In the listing below, locate the lines bearing the word "connection". Copy every one of them.

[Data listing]
§ §

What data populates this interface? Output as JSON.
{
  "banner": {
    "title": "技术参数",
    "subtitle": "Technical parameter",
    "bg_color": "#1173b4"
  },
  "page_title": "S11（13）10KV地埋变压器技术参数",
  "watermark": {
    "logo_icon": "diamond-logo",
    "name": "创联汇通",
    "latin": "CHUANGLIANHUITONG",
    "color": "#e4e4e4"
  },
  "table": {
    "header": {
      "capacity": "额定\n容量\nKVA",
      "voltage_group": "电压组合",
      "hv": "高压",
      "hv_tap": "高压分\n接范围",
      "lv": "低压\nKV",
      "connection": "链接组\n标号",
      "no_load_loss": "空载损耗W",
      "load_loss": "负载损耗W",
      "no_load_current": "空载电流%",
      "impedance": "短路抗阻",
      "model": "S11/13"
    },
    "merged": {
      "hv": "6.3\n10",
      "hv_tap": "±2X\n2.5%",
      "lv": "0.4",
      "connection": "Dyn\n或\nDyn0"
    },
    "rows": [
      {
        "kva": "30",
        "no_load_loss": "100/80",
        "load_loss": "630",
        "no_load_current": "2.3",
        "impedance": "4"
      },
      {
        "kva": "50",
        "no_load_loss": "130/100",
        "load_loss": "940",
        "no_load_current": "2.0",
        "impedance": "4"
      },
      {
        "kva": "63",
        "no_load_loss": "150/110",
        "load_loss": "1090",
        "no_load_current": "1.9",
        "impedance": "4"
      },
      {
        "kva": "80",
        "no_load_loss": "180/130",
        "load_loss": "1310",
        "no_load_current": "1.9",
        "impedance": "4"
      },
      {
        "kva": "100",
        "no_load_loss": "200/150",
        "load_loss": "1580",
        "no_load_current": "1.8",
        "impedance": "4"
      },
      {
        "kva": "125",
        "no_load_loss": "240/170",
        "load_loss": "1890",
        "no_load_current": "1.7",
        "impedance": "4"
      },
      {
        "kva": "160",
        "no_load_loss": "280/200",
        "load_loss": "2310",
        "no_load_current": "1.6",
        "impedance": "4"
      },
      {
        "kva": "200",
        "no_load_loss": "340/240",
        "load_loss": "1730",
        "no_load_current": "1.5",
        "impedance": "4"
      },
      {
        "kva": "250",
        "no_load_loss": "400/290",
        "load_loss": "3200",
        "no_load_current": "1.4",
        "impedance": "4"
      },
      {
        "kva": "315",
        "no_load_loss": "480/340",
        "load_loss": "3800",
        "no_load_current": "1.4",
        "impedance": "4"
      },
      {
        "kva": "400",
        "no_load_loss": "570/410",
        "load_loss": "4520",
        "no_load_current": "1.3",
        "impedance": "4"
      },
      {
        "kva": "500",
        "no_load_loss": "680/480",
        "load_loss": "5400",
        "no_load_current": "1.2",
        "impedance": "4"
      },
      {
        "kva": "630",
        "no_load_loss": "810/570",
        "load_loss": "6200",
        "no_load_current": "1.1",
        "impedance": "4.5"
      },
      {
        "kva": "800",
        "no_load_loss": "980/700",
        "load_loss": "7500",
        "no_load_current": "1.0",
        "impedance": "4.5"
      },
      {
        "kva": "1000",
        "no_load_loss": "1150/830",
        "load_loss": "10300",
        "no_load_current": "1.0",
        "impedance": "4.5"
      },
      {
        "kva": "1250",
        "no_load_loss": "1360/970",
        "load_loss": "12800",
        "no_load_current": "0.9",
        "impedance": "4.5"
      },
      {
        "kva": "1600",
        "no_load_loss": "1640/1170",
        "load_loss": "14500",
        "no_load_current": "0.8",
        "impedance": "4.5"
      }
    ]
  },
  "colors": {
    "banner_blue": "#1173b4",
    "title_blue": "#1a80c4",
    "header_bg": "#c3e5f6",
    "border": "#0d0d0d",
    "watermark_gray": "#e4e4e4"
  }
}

§ §

=== COMPLETED EXERCISE ===
      "connection": "链接组\n标号",
      "connection": "Dyn\n或\nDyn0"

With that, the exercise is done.